## Short problem
Lines that include the word "play" are the ones to copy.
— START OF Exercise input —
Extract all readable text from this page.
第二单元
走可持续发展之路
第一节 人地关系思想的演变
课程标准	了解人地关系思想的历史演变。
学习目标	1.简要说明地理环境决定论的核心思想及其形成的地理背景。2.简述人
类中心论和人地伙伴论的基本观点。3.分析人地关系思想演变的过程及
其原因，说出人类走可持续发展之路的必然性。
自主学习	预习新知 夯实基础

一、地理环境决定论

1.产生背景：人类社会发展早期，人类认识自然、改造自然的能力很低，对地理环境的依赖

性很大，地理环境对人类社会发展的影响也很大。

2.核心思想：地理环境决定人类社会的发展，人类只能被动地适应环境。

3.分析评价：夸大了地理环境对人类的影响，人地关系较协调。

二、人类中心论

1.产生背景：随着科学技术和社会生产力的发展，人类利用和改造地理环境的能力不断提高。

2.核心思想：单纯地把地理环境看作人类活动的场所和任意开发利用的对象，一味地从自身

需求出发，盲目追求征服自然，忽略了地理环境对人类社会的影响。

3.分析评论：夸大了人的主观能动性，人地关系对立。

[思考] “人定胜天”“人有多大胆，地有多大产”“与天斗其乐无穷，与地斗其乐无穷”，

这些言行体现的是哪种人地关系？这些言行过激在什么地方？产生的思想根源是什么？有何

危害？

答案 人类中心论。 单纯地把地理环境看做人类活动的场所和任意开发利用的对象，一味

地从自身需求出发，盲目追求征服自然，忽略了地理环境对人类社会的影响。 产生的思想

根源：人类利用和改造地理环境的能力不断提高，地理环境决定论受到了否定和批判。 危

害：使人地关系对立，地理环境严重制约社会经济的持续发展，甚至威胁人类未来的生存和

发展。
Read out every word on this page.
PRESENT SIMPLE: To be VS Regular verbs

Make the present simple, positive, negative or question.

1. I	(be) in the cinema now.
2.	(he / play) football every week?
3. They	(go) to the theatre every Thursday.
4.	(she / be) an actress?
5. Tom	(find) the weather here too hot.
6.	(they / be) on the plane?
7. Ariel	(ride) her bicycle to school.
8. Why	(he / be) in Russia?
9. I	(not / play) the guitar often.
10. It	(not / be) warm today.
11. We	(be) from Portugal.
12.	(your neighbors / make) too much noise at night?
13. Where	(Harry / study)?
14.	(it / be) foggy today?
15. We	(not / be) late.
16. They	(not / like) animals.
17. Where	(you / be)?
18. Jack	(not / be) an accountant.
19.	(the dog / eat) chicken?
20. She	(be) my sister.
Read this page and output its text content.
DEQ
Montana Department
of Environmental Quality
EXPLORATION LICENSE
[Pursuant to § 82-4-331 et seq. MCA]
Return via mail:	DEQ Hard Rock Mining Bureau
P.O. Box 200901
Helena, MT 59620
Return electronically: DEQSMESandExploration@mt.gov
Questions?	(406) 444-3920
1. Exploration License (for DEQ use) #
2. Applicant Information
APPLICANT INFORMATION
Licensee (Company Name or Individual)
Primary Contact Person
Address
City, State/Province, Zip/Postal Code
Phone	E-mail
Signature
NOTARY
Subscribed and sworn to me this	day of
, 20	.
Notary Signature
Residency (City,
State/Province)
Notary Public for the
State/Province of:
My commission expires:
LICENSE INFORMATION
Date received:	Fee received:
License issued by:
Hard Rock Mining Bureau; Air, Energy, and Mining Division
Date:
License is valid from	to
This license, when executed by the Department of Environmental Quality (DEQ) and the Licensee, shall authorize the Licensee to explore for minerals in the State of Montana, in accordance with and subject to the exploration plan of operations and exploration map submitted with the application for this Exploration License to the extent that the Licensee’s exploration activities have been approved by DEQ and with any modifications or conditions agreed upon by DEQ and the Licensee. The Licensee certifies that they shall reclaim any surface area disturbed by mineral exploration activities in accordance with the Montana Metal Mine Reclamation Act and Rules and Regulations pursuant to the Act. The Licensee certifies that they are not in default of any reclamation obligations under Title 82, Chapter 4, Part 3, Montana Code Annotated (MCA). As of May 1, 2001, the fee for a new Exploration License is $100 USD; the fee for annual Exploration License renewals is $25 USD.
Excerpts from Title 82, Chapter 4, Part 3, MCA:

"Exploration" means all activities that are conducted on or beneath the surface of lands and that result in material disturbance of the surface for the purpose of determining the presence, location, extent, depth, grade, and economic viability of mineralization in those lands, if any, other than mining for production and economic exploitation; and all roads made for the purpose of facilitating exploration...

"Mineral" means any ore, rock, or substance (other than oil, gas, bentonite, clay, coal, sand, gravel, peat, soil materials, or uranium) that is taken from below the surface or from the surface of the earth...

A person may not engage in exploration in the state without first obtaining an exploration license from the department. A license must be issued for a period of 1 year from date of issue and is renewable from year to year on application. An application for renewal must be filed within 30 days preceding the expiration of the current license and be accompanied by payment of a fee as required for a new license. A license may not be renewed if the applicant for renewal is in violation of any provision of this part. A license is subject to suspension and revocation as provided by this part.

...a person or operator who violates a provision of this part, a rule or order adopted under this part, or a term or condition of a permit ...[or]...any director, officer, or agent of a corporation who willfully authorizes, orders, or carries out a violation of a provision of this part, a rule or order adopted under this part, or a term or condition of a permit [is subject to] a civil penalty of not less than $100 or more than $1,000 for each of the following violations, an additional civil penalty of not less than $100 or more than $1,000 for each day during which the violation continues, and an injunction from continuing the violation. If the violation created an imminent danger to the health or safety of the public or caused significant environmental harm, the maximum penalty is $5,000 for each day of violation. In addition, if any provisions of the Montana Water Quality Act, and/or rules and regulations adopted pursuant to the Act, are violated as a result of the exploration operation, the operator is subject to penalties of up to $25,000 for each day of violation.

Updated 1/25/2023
— END OF Exercise input —
## Answer for this exercise
2.	(he / play) football every week?
9. I	(not / play) the guitar often.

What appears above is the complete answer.